PROBLEM REQUIREMENTS: Only the pictures are omitted; repeat all other data exactly.

-----

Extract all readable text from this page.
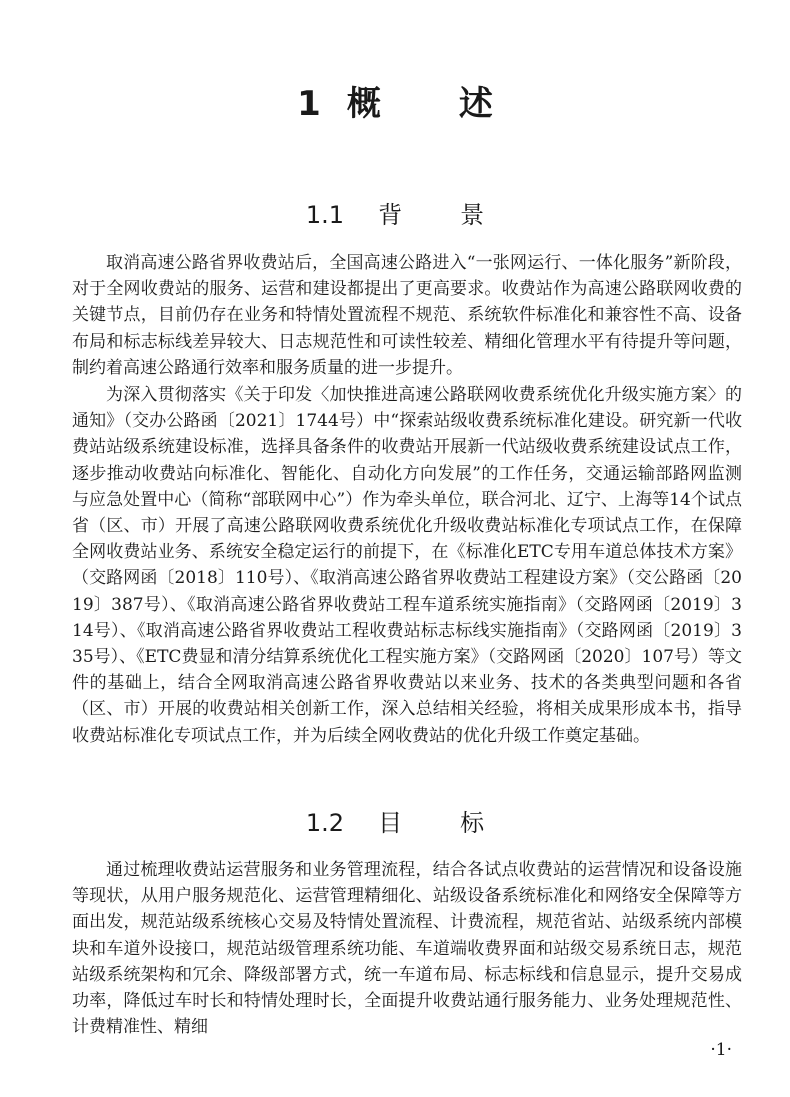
1 概 述
1.1 背 景

取消高速公路省界收费站后，全国高速公路进入“一张网运行、一体化服务”新阶段，对于全网收费站的服务、运营和建设都提出了更高要求。收费站作为高速公路联网收费的关键节点，目前仍存在业务和特情处置流程不规范、系统软件标准化和兼容性不高、设备布局和标志标线差异较大、日志规范性和可读性较差、精细化管理水平有待提升等问题，制约着高速公路通行效率和服务质量的进一步提升。

为深入贯彻落实《关于印发〈加快推进高速公路联网收费系统优化升级实施方案〉的通知》（交办公路函〔2021〕1744号）中“探索站级收费系统标准化建设。研究新一代收费站站级系统建设标准，选择具备条件的收费站开展新一代站级收费系统建设试点工作，逐步推动收费站向标准化、智能化、自动化方向发展”的工作任务，交通运输部路网监测与应急处置中心（简称“部联网中心”）作为牵头单位，联合河北、辽宁、上海等14个试点省（区、市）开展了高速公路联网收费系统优化升级收费站标准化专项试点工作，在保障全网收费站业务、系统安全稳定运行的前提下，在《标准化ETC专用车道总体技术方案》（交路网函〔2018〕110号）、《取消高速公路省界收费站工程建设方案》（交公路函〔2019〕387号）、《取消高速公路省界收费站工程车道系统实施指南》（交路网函〔2019〕314号）、《取消高速公路省界收费站工程收费站标志标线实施指南》（交路网函〔2019〕335号）、《ETC费显和清分结算系统优化工程实施方案》（交路网函〔2020〕107号）等文件的基础上，结合全网取消高速公路省界收费站以来业务、技术的各类典型问题和各省（区、市）开展的收费站相关创新工作，深入总结相关经验，将相关成果形成本书，指导收费站标准化专项试点工作，并为后续全网收费站的优化升级工作奠定基础。

1.2 目 标

通过梳理收费站运营服务和业务管理流程，结合各试点收费站的运营情况和设备设施等现状，从用户服务规范化、运营管理精细化、站级设备系统标准化和网络安全保障等方面出发，规范站级系统核心交易及特情处置流程、计费流程，规范省站、站级系统内部模块和车道外设接口，规范站级管理系统功能、车道端收费界面和站级交易系统日志，规范站级系统架构和冗余、降级部署方式，统一车道布局、标志标线和信息显示，提升交易成功率，降低过车时长和特情处理时长，全面提升收费站通行服务能力、业务处理规范性、计费精准性、精细

·1·
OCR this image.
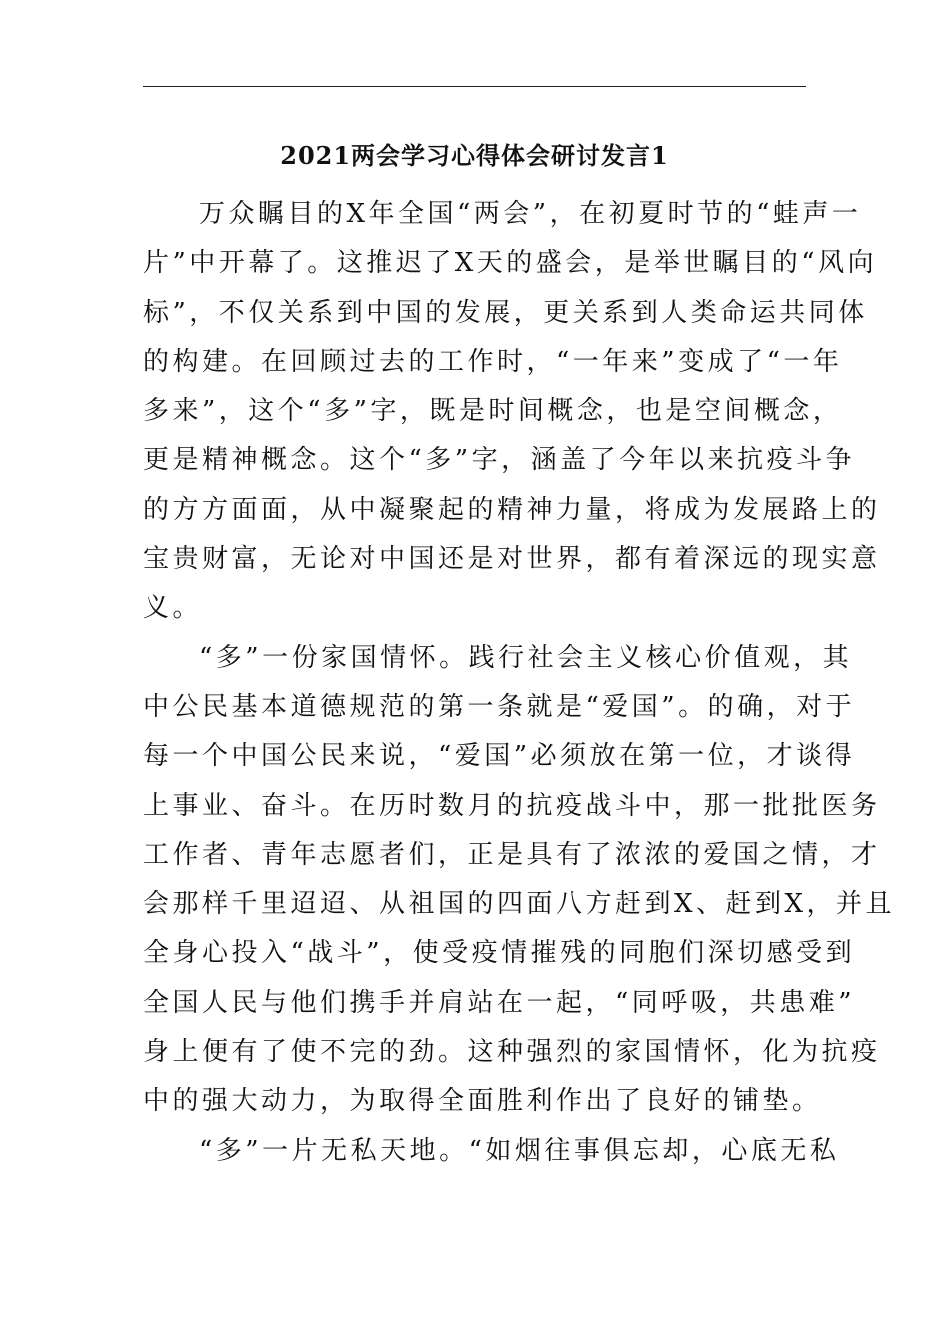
2021两会学习心得体会研讨发言1
万众瞩目的X年全国“两会”，在初夏时节的“蛙声一
片”中开幕了。这推迟了X天的盛会，是举世瞩目的“风向
标”，不仅关系到中国的发展，更关系到人类命运共同体
的构建。在回顾过去的工作时，“一年来”变成了“一年
多来”，这个“多”字，既是时间概念，也是空间概念，
更是精神概念。这个“多”字，涵盖了今年以来抗疫斗争
的方方面面，从中凝聚起的精神力量，将成为发展路上的
宝贵财富，无论对中国还是对世界，都有着深远的现实意
义。
“多”一份家国情怀。践行社会主义核心价值观，其
中公民基本道德规范的第一条就是“爱国”。的确，对于
每一个中国公民来说，“爱国”必须放在第一位，才谈得
上事业、奋斗。在历时数月的抗疫战斗中，那一批批医务
工作者、青年志愿者们，正是具有了浓浓的爱国之情，才
会那样千里迢迢、从祖国的四面八方赶到X、赶到X，并且
全身心投入“战斗”，使受疫情摧残的同胞们深切感受到
全国人民与他们携手并肩站在一起，“同呼吸，共患难”
身上便有了使不完的劲。这种强烈的家国情怀，化为抗疫
中的强大动力，为取得全面胜利作出了良好的铺垫。
“多”一片无私天地。“如烟往事俱忘却，心底无私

-----

CORRECT RESPONSE:
Extract all readable text from this page.
1 概 述
1.1 背 景

取消高速公路省界收费站后，全国高速公路进入“一张网运行、一体化服务”新阶段，对于全网收费站的服务、运营和建设都提出了更高要求。收费站作为高速公路联网收费的关键节点，目前仍存在业务和特情处置流程不规范、系统软件标准化和兼容性不高、设备布局和标志标线差异较大、日志规范性和可读性较差、精细化管理水平有待提升等问题，制约着高速公路通行效率和服务质量的进一步提升。

为深入贯彻落实《关于印发〈加快推进高速公路联网收费系统优化升级实施方案〉的通知》（交办公路函〔2021〕1744号）中“探索站级收费系统标准化建设。研究新一代收费站站级系统建设标准，选择具备条件的收费站开展新一代站级收费系统建设试点工作，逐步推动收费站向标准化、智能化、自动化方向发展”的工作任务，交通运输部路网监测与应急处置中心（简称“部联网中心”）作为牵头单位，联合河北、辽宁、上海等14个试点省（区、市）开展了高速公路联网收费系统优化升级收费站标准化专项试点工作，在保障全网收费站业务、系统安全稳定运行的前提下，在《标准化ETC专用车道总体技术方案》（交路网函〔2018〕110号）、《取消高速公路省界收费站工程建设方案》（交公路函〔2019〕387号）、《取消高速公路省界收费站工程车道系统实施指南》（交路网函〔2019〕314号）、《取消高速公路省界收费站工程收费站标志标线实施指南》（交路网函〔2019〕335号）、《ETC费显和清分结算系统优化工程实施方案》（交路网函〔2020〕107号）等文件的基础上，结合全网取消高速公路省界收费站以来业务、技术的各类典型问题和各省（区、市）开展的收费站相关创新工作，深入总结相关经验，将相关成果形成本书，指导收费站标准化专项试点工作，并为后续全网收费站的优化升级工作奠定基础。

1.2 目 标

通过梳理收费站运营服务和业务管理流程，结合各试点收费站的运营情况和设备设施等现状，从用户服务规范化、运营管理精细化、站级设备系统标准化和网络安全保障等方面出发，规范站级系统核心交易及特情处置流程、计费流程，规范省站、站级系统内部模块和车道外设接口，规范站级管理系统功能、车道端收费界面和站级交易系统日志，规范站级系统架构和冗余、降级部署方式，统一车道布局、标志标线和信息显示，提升交易成功率，降低过车时长和特情处理时长，全面提升收费站通行服务能力、业务处理规范性、计费精准性、精细

·1·
OCR this image.
2021两会学习心得体会研讨发言1
万众瞩目的X年全国“两会”，在初夏时节的“蛙声一
片”中开幕了。这推迟了X天的盛会，是举世瞩目的“风向
标”，不仅关系到中国的发展，更关系到人类命运共同体
的构建。在回顾过去的工作时，“一年来”变成了“一年
多来”，这个“多”字，既是时间概念，也是空间概念，
更是精神概念。这个“多”字，涵盖了今年以来抗疫斗争
的方方面面，从中凝聚起的精神力量，将成为发展路上的
宝贵财富，无论对中国还是对世界，都有着深远的现实意
义。
“多”一份家国情怀。践行社会主义核心价值观，其
中公民基本道德规范的第一条就是“爱国”。的确，对于
每一个中国公民来说，“爱国”必须放在第一位，才谈得
上事业、奋斗。在历时数月的抗疫战斗中，那一批批医务
工作者、青年志愿者们，正是具有了浓浓的爱国之情，才
会那样千里迢迢、从祖国的四面八方赶到X、赶到X，并且
全身心投入“战斗”，使受疫情摧残的同胞们深切感受到
全国人民与他们携手并肩站在一起，“同呼吸，共患难”
身上便有了使不完的劲。这种强烈的家国情怀，化为抗疫
中的强大动力，为取得全面胜利作出了良好的铺垫。
“多”一片无私天地。“如烟往事俱忘却，心底无私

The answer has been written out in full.